* STORED RECORDS *

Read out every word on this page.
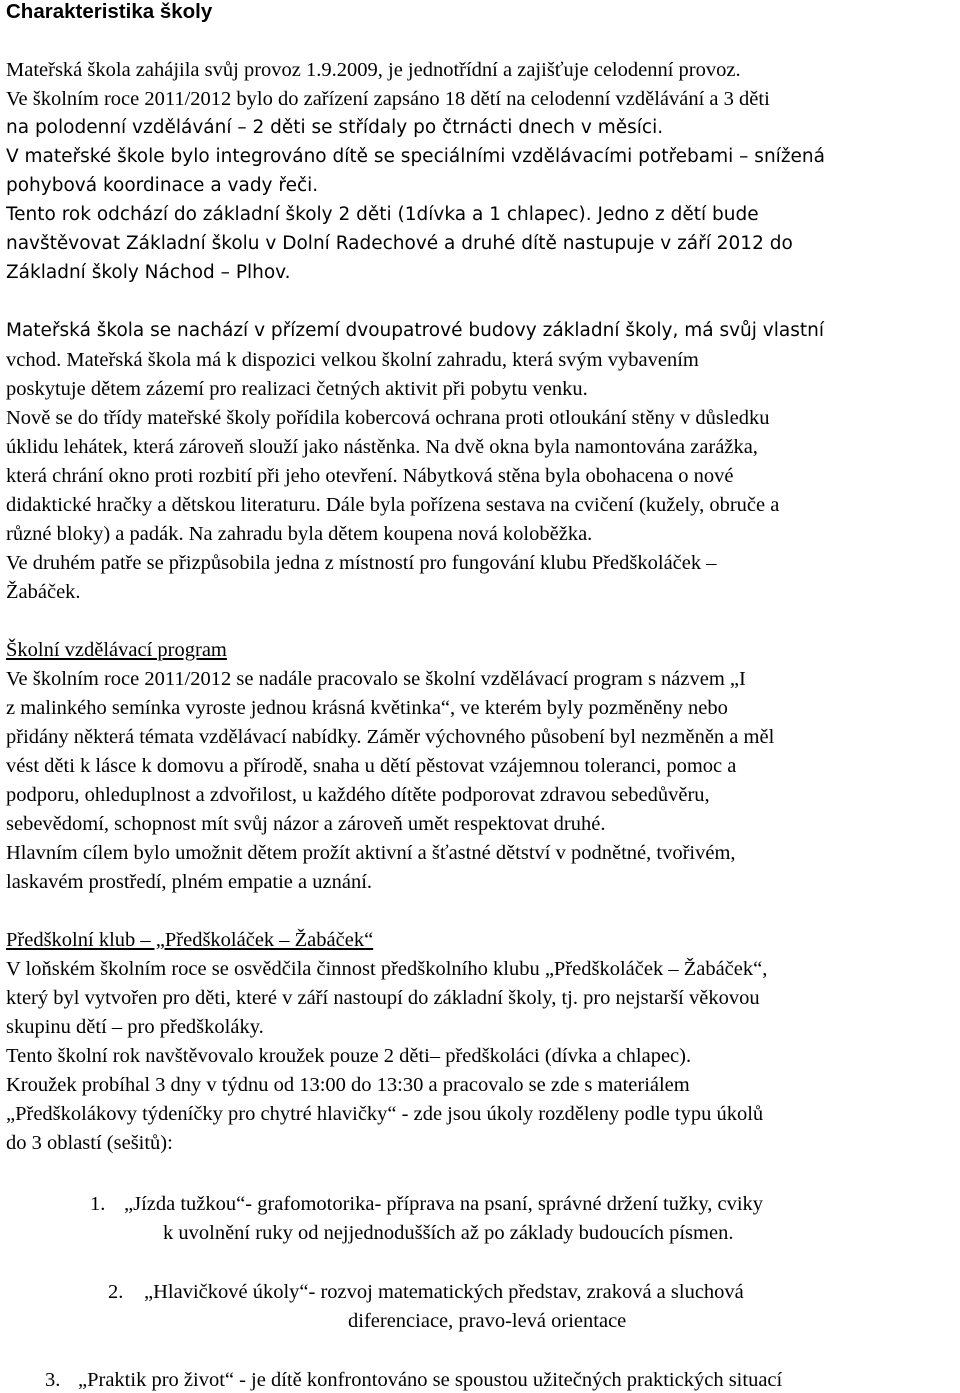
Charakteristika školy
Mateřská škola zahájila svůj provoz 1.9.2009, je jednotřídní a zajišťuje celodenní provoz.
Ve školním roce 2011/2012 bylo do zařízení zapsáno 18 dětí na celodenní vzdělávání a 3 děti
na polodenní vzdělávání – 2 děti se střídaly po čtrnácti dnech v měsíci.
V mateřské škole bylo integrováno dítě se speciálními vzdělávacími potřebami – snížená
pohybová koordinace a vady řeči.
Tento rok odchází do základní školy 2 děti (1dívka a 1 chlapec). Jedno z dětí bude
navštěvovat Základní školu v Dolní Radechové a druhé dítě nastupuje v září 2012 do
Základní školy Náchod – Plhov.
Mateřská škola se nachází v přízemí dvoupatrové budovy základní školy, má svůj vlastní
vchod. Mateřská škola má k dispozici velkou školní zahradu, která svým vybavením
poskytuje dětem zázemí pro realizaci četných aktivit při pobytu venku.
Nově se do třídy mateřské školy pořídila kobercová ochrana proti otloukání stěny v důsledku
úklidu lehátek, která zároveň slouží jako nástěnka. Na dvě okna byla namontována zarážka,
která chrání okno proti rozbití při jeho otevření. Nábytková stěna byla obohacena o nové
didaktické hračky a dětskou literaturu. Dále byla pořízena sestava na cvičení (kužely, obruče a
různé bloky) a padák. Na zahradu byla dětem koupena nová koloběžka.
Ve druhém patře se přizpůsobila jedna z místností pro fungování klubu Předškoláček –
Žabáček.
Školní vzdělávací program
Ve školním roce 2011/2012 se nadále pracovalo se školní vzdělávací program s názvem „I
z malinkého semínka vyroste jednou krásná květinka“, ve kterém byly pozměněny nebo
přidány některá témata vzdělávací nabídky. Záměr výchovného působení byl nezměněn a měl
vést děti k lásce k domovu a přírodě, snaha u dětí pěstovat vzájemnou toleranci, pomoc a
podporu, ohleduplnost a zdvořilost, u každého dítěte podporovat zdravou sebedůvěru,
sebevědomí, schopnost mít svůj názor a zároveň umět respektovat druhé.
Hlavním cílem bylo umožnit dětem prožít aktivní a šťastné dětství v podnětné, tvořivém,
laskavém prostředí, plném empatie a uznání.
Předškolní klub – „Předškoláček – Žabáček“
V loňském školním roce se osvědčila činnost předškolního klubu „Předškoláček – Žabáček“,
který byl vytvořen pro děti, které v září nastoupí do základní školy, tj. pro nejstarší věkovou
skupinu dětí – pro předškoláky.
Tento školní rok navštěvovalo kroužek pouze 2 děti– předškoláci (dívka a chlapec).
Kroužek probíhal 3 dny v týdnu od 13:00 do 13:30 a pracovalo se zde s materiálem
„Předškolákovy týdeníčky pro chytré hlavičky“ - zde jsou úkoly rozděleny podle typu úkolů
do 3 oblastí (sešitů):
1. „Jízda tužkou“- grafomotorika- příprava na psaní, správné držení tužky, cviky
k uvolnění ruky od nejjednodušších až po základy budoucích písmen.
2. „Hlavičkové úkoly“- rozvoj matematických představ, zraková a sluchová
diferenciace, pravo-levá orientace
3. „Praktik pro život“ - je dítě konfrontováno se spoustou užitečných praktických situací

* YOUR INSTRUCTIONS *
Transcribe the records verbatim and omit the images.

* FINISHED TASK *
Read out every word on this page.
Charakteristika školy
Mateřská škola zahájila svůj provoz 1.9.2009, je jednotřídní a zajišťuje celodenní provoz.
Ve školním roce 2011/2012 bylo do zařízení zapsáno 18 dětí na celodenní vzdělávání a 3 děti
na polodenní vzdělávání – 2 děti se střídaly po čtrnácti dnech v měsíci.
V mateřské škole bylo integrováno dítě se speciálními vzdělávacími potřebami – snížená
pohybová koordinace a vady řeči.
Tento rok odchází do základní školy 2 děti (1dívka a 1 chlapec). Jedno z dětí bude
navštěvovat Základní školu v Dolní Radechové a druhé dítě nastupuje v září 2012 do
Základní školy Náchod – Plhov.
Mateřská škola se nachází v přízemí dvoupatrové budovy základní školy, má svůj vlastní
vchod. Mateřská škola má k dispozici velkou školní zahradu, která svým vybavením
poskytuje dětem zázemí pro realizaci četných aktivit při pobytu venku.
Nově se do třídy mateřské školy pořídila kobercová ochrana proti otloukání stěny v důsledku
úklidu lehátek, která zároveň slouží jako nástěnka. Na dvě okna byla namontována zarážka,
která chrání okno proti rozbití při jeho otevření. Nábytková stěna byla obohacena o nové
didaktické hračky a dětskou literaturu. Dále byla pořízena sestava na cvičení (kužely, obruče a
různé bloky) a padák. Na zahradu byla dětem koupena nová koloběžka.
Ve druhém patře se přizpůsobila jedna z místností pro fungování klubu Předškoláček –
Žabáček.
Školní vzdělávací program
Ve školním roce 2011/2012 se nadále pracovalo se školní vzdělávací program s názvem „I
z malinkého semínka vyroste jednou krásná květinka“, ve kterém byly pozměněny nebo
přidány některá témata vzdělávací nabídky. Záměr výchovného působení byl nezměněn a měl
vést děti k lásce k domovu a přírodě, snaha u dětí pěstovat vzájemnou toleranci, pomoc a
podporu, ohleduplnost a zdvořilost, u každého dítěte podporovat zdravou sebedůvěru,
sebevědomí, schopnost mít svůj názor a zároveň umět respektovat druhé.
Hlavním cílem bylo umožnit dětem prožít aktivní a šťastné dětství v podnětné, tvořivém,
laskavém prostředí, plném empatie a uznání.
Předškolní klub – „Předškoláček – Žabáček“
V loňském školním roce se osvědčila činnost předškolního klubu „Předškoláček – Žabáček“,
který byl vytvořen pro děti, které v září nastoupí do základní školy, tj. pro nejstarší věkovou
skupinu dětí – pro předškoláky.
Tento školní rok navštěvovalo kroužek pouze 2 děti– předškoláci (dívka a chlapec).
Kroužek probíhal 3 dny v týdnu od 13:00 do 13:30 a pracovalo se zde s materiálem
„Předškolákovy týdeníčky pro chytré hlavičky“ - zde jsou úkoly rozděleny podle typu úkolů
do 3 oblastí (sešitů):
1. „Jízda tužkou“- grafomotorika- příprava na psaní, správné držení tužky, cviky
k uvolnění ruky od nejjednodušších až po základy budoucích písmen.
2. „Hlavičkové úkoly“- rozvoj matematických představ, zraková a sluchová
diferenciace, pravo-levá orientace
3. „Praktik pro život“ - je dítě konfrontováno se spoustou užitečných praktických situací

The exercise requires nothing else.